Make an exact copy of the lines below.
-- -- --
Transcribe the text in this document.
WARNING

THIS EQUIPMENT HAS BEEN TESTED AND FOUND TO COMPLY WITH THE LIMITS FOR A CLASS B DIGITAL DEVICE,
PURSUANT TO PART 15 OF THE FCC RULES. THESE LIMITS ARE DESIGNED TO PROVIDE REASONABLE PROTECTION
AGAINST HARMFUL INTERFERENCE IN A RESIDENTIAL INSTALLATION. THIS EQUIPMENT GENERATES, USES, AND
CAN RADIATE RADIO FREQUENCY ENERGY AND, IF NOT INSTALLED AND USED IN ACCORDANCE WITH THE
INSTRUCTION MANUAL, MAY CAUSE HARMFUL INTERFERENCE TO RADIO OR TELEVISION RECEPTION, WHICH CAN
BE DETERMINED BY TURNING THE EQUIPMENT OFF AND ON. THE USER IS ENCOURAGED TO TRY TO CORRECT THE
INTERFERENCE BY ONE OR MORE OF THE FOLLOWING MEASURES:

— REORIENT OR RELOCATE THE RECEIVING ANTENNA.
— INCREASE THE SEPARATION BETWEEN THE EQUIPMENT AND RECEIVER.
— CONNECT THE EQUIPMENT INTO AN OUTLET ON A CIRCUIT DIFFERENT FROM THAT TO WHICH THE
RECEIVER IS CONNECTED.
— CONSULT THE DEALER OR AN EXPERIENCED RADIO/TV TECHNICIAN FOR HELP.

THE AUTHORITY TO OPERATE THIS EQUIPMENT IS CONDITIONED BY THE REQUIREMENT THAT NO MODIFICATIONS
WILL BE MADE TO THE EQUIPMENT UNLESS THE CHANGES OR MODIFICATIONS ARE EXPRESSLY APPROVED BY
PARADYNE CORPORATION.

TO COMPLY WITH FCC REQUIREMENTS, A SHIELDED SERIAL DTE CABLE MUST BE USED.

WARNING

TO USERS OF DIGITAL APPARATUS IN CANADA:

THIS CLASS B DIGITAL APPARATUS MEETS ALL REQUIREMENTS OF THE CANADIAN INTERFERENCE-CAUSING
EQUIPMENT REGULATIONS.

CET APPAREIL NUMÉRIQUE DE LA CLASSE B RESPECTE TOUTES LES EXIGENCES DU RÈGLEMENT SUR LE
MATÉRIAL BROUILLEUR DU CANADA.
-- -- --
_EXERCISE ANSWER_.
Transcribe the text in this document.
WARNING

THIS EQUIPMENT HAS BEEN TESTED AND FOUND TO COMPLY WITH THE LIMITS FOR A CLASS B DIGITAL DEVICE,
PURSUANT TO PART 15 OF THE FCC RULES. THESE LIMITS ARE DESIGNED TO PROVIDE REASONABLE PROTECTION
AGAINST HARMFUL INTERFERENCE IN A RESIDENTIAL INSTALLATION. THIS EQUIPMENT GENERATES, USES, AND
CAN RADIATE RADIO FREQUENCY ENERGY AND, IF NOT INSTALLED AND USED IN ACCORDANCE WITH THE
INSTRUCTION MANUAL, MAY CAUSE HARMFUL INTERFERENCE TO RADIO OR TELEVISION RECEPTION, WHICH CAN
BE DETERMINED BY TURNING THE EQUIPMENT OFF AND ON. THE USER IS ENCOURAGED TO TRY TO CORRECT THE
INTERFERENCE BY ONE OR MORE OF THE FOLLOWING MEASURES:

— REORIENT OR RELOCATE THE RECEIVING ANTENNA.
— INCREASE THE SEPARATION BETWEEN THE EQUIPMENT AND RECEIVER.
— CONNECT THE EQUIPMENT INTO AN OUTLET ON A CIRCUIT DIFFERENT FROM THAT TO WHICH THE
RECEIVER IS CONNECTED.
— CONSULT THE DEALER OR AN EXPERIENCED RADIO/TV TECHNICIAN FOR HELP.

THE AUTHORITY TO OPERATE THIS EQUIPMENT IS CONDITIONED BY THE REQUIREMENT THAT NO MODIFICATIONS
WILL BE MADE TO THE EQUIPMENT UNLESS THE CHANGES OR MODIFICATIONS ARE EXPRESSLY APPROVED BY
PARADYNE CORPORATION.

TO COMPLY WITH FCC REQUIREMENTS, A SHIELDED SERIAL DTE CABLE MUST BE USED.

WARNING

TO USERS OF DIGITAL APPARATUS IN CANADA:

THIS CLASS B DIGITAL APPARATUS MEETS ALL REQUIREMENTS OF THE CANADIAN INTERFERENCE-CAUSING
EQUIPMENT REGULATIONS.

CET APPAREIL NUMÉRIQUE DE LA CLASSE B RESPECTE TOUTES LES EXIGENCES DU RÈGLEMENT SUR LE
MATÉRIAL BROUILLEUR DU CANADA.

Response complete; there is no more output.